TASK DESCRIPTION: Which lines below hold the word "likely"? Report each one.

DATA SHOWN:
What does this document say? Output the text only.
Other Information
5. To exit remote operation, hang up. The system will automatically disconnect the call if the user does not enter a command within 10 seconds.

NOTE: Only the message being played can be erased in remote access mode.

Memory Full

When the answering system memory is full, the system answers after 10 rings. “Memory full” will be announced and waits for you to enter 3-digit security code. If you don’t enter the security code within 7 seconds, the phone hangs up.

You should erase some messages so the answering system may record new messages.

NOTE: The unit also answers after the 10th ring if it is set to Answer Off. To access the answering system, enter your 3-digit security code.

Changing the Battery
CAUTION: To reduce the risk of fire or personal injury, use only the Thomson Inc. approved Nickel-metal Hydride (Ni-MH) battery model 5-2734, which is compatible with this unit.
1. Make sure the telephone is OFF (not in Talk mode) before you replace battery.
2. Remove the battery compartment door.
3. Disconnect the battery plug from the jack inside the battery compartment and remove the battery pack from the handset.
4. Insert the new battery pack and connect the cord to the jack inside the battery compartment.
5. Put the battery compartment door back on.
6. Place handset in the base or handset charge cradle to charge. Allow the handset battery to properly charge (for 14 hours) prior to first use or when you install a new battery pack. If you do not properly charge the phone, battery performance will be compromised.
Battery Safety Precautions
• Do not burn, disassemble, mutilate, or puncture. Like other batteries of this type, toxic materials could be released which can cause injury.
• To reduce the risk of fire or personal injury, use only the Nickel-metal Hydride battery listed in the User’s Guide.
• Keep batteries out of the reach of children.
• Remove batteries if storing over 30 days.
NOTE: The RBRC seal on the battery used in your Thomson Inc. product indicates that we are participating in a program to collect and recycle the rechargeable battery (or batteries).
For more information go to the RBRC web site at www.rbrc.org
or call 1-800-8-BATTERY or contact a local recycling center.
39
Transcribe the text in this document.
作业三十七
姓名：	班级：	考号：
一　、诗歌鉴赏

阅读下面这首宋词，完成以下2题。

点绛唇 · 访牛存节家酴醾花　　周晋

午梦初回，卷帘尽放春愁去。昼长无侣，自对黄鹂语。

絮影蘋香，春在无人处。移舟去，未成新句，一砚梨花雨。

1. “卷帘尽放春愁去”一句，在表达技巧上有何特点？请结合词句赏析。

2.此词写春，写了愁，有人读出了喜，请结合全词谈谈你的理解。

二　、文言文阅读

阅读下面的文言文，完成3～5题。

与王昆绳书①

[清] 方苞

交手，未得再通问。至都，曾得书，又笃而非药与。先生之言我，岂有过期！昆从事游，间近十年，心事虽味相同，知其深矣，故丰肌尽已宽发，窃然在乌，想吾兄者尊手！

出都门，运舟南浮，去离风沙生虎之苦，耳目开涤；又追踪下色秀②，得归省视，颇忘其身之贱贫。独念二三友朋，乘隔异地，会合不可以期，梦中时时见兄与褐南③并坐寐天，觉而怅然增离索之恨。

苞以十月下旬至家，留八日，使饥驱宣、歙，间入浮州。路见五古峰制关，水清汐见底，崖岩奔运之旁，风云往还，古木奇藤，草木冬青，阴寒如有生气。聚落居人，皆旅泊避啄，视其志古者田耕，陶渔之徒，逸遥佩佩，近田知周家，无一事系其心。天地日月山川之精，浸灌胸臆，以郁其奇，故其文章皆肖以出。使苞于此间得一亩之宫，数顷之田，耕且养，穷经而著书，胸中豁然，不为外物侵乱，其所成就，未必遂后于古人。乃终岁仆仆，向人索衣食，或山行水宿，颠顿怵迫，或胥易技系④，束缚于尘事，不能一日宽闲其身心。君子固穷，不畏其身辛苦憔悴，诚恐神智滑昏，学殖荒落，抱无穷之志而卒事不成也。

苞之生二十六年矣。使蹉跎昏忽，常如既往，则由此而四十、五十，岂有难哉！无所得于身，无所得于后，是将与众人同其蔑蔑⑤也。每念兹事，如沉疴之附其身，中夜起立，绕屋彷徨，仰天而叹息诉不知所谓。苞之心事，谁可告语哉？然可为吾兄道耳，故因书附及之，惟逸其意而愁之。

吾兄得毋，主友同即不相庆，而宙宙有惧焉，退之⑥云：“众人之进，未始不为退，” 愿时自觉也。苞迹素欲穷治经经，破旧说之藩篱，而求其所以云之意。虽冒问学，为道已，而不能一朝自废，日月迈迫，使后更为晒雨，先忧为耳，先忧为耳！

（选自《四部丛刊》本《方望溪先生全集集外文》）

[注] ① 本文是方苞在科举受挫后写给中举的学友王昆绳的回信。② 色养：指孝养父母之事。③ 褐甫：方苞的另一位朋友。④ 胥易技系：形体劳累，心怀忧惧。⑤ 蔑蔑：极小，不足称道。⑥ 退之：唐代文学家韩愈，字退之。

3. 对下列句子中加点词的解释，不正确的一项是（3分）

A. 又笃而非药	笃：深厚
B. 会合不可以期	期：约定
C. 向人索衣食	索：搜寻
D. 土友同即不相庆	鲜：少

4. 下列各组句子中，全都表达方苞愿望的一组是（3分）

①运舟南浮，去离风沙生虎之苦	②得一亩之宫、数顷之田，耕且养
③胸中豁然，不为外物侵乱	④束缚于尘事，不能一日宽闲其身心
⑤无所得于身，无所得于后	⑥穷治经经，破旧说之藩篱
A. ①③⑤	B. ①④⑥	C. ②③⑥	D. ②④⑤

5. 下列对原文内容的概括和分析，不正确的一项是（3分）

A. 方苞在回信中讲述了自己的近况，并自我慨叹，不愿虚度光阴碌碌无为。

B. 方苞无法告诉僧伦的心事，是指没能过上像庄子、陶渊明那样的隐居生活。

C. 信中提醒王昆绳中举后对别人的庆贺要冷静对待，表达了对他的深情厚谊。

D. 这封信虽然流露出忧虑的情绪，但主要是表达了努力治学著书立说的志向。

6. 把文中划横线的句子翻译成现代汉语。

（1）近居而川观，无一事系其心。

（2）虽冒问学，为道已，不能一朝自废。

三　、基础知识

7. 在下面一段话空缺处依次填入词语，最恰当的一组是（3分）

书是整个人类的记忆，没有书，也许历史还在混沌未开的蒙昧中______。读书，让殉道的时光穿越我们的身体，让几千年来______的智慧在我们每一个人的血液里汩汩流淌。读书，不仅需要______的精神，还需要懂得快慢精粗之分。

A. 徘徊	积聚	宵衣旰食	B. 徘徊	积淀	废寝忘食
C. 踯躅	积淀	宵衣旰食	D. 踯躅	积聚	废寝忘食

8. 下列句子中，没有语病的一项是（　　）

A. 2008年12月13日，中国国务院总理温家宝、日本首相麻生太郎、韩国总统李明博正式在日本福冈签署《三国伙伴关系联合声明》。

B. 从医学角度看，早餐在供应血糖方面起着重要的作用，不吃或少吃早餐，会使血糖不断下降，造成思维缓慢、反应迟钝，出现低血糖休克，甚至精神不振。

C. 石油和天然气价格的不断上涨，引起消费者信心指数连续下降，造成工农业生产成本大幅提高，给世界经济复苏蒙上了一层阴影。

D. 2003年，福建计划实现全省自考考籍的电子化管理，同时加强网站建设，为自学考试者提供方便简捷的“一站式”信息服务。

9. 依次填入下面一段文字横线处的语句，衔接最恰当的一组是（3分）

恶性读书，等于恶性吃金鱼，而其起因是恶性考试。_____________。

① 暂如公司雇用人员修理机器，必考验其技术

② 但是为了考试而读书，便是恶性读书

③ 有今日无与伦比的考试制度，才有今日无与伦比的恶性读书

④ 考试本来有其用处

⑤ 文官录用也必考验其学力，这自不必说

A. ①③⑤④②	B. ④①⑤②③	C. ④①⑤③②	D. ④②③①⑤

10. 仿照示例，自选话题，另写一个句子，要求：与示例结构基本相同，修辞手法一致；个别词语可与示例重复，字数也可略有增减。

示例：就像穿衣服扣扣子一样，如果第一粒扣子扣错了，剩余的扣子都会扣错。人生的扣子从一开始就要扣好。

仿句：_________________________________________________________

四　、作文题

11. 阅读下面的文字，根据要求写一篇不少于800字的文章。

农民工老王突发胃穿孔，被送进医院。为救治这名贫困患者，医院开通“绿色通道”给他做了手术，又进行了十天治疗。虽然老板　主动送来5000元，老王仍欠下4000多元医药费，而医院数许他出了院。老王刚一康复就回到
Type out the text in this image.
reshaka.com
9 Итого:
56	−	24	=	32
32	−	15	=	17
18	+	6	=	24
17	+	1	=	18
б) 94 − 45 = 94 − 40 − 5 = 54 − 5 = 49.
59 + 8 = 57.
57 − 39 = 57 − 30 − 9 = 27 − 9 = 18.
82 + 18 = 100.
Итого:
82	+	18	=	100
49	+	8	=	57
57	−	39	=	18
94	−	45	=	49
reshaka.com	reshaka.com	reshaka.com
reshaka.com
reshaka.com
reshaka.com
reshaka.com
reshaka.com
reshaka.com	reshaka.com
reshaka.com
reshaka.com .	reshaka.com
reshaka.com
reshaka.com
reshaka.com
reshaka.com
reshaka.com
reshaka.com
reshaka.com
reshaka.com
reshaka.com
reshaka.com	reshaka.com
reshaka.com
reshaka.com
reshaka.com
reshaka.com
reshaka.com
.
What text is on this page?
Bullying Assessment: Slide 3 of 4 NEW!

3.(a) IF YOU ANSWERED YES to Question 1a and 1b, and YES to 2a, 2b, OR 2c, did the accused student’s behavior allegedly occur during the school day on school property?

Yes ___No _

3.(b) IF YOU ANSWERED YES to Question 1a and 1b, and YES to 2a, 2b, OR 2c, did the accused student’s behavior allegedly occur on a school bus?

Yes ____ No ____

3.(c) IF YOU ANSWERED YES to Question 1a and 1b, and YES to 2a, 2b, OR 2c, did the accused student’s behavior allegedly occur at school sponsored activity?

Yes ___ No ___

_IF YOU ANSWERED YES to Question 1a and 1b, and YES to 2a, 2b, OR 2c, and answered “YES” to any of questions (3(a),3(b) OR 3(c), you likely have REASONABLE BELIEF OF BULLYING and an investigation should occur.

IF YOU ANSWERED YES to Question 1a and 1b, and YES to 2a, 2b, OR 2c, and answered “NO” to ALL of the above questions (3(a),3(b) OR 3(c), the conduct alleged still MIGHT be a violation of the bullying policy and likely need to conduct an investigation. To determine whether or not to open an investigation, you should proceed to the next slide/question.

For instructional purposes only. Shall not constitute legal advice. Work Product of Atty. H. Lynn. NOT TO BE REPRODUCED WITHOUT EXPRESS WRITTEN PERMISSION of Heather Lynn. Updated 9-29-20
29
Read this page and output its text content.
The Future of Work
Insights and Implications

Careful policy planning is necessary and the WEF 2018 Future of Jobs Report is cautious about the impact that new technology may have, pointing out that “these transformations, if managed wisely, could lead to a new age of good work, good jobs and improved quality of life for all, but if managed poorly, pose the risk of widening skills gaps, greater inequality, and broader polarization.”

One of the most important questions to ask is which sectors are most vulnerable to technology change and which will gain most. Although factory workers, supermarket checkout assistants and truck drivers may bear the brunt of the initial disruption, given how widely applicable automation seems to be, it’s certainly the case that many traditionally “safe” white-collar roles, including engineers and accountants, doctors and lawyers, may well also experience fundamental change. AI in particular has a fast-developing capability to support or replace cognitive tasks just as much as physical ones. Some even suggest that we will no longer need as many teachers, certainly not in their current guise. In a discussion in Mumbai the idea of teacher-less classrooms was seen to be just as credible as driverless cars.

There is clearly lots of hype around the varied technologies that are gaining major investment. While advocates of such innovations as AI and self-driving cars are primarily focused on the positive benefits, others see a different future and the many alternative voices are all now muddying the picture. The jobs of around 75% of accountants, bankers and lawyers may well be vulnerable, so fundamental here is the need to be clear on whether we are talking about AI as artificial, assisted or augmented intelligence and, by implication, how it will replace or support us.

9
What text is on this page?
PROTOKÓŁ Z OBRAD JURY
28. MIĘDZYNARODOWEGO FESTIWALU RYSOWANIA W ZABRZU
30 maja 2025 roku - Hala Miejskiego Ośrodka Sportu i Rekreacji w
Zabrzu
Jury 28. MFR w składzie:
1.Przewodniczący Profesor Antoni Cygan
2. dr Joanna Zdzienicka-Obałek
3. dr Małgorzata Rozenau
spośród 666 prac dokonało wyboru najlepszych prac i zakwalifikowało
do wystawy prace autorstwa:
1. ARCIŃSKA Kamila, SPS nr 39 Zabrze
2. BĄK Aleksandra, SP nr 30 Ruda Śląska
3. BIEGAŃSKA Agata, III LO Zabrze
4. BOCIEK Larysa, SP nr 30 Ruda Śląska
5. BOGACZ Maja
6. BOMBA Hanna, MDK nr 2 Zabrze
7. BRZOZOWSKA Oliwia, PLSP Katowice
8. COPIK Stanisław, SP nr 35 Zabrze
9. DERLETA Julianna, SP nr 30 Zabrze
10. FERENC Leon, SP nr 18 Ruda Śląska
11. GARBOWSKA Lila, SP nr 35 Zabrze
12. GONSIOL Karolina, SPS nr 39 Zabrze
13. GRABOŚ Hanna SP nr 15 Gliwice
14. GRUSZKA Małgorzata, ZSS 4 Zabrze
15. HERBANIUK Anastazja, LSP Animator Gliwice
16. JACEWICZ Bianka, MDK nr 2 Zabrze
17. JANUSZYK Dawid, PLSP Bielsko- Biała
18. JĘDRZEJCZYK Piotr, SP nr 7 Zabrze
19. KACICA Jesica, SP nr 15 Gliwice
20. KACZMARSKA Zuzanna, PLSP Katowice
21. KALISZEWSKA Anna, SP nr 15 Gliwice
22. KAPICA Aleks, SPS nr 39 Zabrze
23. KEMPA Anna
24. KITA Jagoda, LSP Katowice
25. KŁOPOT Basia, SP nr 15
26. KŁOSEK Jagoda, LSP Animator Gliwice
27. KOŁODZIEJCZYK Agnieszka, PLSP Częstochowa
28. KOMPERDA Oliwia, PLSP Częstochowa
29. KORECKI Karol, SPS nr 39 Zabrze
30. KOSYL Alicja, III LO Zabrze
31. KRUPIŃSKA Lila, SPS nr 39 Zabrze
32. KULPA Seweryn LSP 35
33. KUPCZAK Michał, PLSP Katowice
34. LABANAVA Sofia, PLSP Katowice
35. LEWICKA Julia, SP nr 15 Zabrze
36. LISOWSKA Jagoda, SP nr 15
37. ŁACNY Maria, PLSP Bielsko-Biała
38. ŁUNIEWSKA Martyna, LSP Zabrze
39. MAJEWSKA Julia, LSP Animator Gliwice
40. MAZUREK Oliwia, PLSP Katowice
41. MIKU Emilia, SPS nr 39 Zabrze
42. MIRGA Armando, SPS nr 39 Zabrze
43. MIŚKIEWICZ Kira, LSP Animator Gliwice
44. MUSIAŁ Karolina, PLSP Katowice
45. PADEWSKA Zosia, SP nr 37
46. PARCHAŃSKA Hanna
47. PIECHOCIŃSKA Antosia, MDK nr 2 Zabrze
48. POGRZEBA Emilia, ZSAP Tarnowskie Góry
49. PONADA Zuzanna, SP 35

WRITTEN ANSWER:
_IF YOU ANSWERED YES to Question 1a and 1b, and YES to 2a, 2b, OR 2c, and answered “YES” to any of questions (3(a),3(b) OR 3(c), you likely have REASONABLE BELIEF OF BULLYING and an investigation should occur.
IF YOU ANSWERED YES to Question 1a and 1b, and YES to 2a, 2b, OR 2c, and answered “NO” to ALL of the above questions (3(a),3(b) OR 3(c), the conduct alleged still MIGHT be a violation of the bullying policy and likely need to conduct an investigation. To determine whether or not to open an investigation, you should proceed to the next slide/question.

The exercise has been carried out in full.